- **GIVEN REQUEST**
Answer with a single number: how many lines in the listing below include "RevHotel"?

- **RECORDS PROVIDED**

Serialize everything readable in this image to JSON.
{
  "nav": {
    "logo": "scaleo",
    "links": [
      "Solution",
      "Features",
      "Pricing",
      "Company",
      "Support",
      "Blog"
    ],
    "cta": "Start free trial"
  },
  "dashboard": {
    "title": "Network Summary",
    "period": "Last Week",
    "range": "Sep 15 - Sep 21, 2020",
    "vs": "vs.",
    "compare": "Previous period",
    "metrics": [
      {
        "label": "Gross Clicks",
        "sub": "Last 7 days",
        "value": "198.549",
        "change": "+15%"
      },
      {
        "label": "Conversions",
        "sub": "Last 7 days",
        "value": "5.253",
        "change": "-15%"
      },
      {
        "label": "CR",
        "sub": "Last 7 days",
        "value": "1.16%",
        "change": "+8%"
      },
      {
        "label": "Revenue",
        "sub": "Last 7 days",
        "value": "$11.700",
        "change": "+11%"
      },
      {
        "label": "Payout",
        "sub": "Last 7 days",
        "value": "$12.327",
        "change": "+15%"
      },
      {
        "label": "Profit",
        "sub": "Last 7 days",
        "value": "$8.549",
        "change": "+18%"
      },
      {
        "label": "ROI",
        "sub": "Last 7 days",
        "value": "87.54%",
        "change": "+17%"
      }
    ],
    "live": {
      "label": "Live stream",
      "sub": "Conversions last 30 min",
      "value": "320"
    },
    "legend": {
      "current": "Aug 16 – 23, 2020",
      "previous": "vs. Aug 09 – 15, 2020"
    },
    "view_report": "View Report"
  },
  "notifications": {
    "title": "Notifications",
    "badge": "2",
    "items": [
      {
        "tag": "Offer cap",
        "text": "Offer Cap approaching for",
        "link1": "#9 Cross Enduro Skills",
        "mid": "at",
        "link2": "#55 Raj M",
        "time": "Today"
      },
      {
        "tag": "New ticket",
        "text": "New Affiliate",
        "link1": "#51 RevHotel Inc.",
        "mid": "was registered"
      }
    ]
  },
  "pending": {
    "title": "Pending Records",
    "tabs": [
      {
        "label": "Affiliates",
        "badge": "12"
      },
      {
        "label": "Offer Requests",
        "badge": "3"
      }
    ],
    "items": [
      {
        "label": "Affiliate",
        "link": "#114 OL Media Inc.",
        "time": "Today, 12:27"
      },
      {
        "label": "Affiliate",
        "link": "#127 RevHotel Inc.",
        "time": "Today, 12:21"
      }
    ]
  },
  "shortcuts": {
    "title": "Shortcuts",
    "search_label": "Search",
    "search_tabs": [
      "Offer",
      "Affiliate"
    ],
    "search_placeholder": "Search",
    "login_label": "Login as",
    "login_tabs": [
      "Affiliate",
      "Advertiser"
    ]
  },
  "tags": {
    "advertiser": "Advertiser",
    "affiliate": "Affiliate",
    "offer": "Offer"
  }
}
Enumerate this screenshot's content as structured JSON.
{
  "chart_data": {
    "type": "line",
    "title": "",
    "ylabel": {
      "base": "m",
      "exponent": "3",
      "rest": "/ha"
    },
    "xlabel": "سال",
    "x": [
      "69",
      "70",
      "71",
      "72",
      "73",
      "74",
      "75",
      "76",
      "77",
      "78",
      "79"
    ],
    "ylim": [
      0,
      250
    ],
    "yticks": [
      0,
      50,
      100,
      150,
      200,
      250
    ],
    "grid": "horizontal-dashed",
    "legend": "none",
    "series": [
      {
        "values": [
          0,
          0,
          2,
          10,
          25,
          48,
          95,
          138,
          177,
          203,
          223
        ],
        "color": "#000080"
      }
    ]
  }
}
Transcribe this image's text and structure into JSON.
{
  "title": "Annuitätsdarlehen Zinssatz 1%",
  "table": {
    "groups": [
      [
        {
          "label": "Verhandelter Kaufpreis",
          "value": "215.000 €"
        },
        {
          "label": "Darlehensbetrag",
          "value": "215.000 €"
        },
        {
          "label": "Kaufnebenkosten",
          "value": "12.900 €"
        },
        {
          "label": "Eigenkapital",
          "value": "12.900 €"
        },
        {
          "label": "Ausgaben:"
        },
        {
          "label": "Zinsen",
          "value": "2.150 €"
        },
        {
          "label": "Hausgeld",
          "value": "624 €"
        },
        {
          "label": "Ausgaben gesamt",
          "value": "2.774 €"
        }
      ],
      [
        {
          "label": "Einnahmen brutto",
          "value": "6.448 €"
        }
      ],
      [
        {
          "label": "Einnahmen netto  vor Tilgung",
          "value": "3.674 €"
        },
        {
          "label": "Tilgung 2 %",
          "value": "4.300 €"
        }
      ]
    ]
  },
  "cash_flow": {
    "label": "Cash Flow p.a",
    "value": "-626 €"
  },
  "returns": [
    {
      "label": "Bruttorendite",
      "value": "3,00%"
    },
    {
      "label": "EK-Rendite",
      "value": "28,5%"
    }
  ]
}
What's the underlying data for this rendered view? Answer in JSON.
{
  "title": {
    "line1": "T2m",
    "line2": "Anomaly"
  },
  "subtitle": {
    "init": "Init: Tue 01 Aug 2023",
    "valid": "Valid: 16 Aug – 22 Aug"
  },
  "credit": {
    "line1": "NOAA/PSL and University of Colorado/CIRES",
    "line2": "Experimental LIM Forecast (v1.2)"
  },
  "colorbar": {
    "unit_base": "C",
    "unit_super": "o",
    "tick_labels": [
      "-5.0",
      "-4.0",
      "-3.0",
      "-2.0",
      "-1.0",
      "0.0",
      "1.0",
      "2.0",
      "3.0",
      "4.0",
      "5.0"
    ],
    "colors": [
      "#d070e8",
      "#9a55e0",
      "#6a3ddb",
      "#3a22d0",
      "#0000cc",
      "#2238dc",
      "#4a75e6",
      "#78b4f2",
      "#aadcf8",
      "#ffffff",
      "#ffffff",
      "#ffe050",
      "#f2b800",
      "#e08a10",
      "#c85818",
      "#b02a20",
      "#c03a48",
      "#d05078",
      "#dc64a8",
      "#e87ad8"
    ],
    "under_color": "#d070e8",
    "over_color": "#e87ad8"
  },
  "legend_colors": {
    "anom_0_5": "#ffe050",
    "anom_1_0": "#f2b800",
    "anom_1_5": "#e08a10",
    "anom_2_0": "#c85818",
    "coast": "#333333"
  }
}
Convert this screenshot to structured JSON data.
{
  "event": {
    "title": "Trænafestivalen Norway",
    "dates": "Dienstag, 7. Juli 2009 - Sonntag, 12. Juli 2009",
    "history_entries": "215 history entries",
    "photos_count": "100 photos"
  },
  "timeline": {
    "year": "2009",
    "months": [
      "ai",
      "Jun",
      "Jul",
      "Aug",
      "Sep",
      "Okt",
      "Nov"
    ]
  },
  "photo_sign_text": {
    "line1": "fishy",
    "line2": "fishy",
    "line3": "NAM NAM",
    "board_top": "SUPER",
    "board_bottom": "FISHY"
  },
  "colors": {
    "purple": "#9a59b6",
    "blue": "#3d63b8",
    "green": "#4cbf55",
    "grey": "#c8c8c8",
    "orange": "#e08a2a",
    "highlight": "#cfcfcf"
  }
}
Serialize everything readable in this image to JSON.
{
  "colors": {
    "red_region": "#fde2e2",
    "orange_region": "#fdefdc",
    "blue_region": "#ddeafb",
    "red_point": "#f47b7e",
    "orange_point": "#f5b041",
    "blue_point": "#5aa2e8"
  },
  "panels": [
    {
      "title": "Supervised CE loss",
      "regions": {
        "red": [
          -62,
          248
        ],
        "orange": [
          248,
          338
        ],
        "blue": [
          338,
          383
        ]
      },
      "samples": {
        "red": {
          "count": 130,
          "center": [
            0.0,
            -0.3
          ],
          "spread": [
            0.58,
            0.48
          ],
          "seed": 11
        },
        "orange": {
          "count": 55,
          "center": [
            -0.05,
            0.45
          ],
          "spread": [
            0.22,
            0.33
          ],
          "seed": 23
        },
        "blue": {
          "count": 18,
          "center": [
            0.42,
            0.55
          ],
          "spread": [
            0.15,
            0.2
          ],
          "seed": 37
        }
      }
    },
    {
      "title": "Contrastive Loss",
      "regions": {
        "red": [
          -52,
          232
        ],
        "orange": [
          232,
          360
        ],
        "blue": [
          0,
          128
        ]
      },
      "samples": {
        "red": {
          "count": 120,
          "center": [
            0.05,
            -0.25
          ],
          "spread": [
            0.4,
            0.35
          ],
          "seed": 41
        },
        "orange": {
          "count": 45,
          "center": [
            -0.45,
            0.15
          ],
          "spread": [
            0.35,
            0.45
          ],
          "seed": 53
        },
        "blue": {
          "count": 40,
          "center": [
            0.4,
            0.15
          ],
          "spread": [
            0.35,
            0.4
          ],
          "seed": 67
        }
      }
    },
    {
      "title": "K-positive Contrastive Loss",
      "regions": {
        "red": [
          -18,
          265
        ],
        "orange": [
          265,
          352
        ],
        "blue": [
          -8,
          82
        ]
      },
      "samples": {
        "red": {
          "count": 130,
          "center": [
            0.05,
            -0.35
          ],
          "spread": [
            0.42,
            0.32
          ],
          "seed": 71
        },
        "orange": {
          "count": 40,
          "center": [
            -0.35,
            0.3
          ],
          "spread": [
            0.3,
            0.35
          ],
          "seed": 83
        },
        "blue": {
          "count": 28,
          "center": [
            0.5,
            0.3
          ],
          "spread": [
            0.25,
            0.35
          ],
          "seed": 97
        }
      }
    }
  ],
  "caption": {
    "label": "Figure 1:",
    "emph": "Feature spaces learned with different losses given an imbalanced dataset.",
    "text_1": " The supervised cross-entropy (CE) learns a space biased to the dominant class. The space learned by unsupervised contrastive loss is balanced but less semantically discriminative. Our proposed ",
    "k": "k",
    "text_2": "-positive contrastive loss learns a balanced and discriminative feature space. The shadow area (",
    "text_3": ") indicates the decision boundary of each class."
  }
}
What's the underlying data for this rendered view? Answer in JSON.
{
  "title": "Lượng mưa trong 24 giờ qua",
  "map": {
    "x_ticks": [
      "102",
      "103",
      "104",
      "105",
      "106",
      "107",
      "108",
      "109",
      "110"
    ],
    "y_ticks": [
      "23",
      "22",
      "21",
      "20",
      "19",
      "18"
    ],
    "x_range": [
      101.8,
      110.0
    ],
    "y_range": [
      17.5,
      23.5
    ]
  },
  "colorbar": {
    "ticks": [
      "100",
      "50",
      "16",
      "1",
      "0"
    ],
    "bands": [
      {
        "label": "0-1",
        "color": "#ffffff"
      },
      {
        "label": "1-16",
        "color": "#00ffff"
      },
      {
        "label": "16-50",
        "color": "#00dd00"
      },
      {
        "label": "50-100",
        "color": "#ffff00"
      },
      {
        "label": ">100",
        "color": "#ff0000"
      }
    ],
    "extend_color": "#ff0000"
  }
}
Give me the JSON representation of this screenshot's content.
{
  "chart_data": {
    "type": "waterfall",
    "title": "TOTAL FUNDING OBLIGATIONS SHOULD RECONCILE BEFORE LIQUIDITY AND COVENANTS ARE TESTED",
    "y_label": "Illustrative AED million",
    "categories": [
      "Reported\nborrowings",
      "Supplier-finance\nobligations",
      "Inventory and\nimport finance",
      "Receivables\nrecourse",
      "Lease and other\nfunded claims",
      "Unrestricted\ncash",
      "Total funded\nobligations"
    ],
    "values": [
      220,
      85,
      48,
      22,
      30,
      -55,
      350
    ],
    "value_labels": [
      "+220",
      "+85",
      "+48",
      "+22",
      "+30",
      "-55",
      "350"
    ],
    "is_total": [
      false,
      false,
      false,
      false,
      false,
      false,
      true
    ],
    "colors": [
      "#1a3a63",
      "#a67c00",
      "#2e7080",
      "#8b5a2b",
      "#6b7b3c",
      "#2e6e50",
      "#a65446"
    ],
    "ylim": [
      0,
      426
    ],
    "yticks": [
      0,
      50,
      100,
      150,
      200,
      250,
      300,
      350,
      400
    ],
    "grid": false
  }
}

- **WRITTEN REPLY**
2